Provided data
● ● ● ● ●
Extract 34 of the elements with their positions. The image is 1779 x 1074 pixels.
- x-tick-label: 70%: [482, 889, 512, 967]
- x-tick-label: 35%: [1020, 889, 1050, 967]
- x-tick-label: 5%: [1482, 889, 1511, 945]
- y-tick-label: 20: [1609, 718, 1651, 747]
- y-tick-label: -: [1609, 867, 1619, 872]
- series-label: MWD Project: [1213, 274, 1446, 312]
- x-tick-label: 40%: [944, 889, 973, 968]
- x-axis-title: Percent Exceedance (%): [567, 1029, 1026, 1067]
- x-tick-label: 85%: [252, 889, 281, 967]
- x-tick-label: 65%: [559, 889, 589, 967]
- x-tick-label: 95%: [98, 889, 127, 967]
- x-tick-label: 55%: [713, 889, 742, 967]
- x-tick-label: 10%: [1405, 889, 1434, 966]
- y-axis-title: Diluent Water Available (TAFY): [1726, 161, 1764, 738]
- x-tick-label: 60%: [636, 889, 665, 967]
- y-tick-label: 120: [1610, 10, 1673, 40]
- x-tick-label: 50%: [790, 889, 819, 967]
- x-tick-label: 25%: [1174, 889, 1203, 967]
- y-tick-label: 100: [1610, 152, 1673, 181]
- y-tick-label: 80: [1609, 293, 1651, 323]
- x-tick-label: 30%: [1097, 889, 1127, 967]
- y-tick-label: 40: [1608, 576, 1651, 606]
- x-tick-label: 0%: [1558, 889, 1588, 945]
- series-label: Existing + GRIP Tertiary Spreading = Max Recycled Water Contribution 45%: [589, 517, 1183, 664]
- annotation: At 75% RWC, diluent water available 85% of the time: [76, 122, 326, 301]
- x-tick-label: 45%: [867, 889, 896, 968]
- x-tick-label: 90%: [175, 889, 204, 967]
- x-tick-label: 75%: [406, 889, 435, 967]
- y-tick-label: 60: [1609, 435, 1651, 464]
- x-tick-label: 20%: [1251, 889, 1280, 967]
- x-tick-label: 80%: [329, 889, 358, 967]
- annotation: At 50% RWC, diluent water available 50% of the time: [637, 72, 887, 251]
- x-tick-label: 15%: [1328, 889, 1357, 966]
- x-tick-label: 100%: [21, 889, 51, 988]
● ● ● ● ●
Your instructions
Copy every line of the items above word for word, keeping each one unchanged.

Task response
Extract 34 of the elements with their positions. The image is 1779 x 1074 pixels.
- x-tick-label: 70%: [482, 889, 512, 967]
- x-tick-label: 35%: [1020, 889, 1050, 967]
- x-tick-label: 5%: [1482, 889, 1511, 945]
- y-tick-label: 20: [1609, 718, 1651, 747]
- y-tick-label: -: [1609, 867, 1619, 872]
- series-label: MWD Project: [1213, 274, 1446, 312]
- x-tick-label: 40%: [944, 889, 973, 968]
- x-axis-title: Percent Exceedance (%): [567, 1029, 1026, 1067]
- x-tick-label: 85%: [252, 889, 281, 967]
- x-tick-label: 65%: [559, 889, 589, 967]
- x-tick-label: 95%: [98, 889, 127, 967]
- x-tick-label: 55%: [713, 889, 742, 967]
- x-tick-label: 10%: [1405, 889, 1434, 966]
- y-axis-title: Diluent Water Available (TAFY): [1726, 161, 1764, 738]
- x-tick-label: 60%: [636, 889, 665, 967]
- y-tick-label: 120: [1610, 10, 1673, 40]
- x-tick-label: 50%: [790, 889, 819, 967]
- x-tick-label: 25%: [1174, 889, 1203, 967]
- y-tick-label: 100: [1610, 152, 1673, 181]
- y-tick-label: 80: [1609, 293, 1651, 323]
- x-tick-label: 30%: [1097, 889, 1127, 967]
- y-tick-label: 40: [1608, 576, 1651, 606]
- x-tick-label: 0%: [1558, 889, 1588, 945]
- series-label: Existing + GRIP Tertiary Spreading = Max Recycled Water Contribution 45%: [589, 517, 1183, 664]
- annotation: At 75% RWC, diluent water available 85% of the time: [76, 122, 326, 301]
- x-tick-label: 45%: [867, 889, 896, 968]
- x-tick-label: 90%: [175, 889, 204, 967]
- x-tick-label: 75%: [406, 889, 435, 967]
- y-tick-label: 60: [1609, 435, 1651, 464]
- x-tick-label: 20%: [1251, 889, 1280, 967]
- x-tick-label: 80%: [329, 889, 358, 967]
- annotation: At 50% RWC, diluent water available 50% of the time: [637, 72, 887, 251]
- x-tick-label: 15%: [1328, 889, 1357, 966]
- x-tick-label: 100%: [21, 889, 51, 988]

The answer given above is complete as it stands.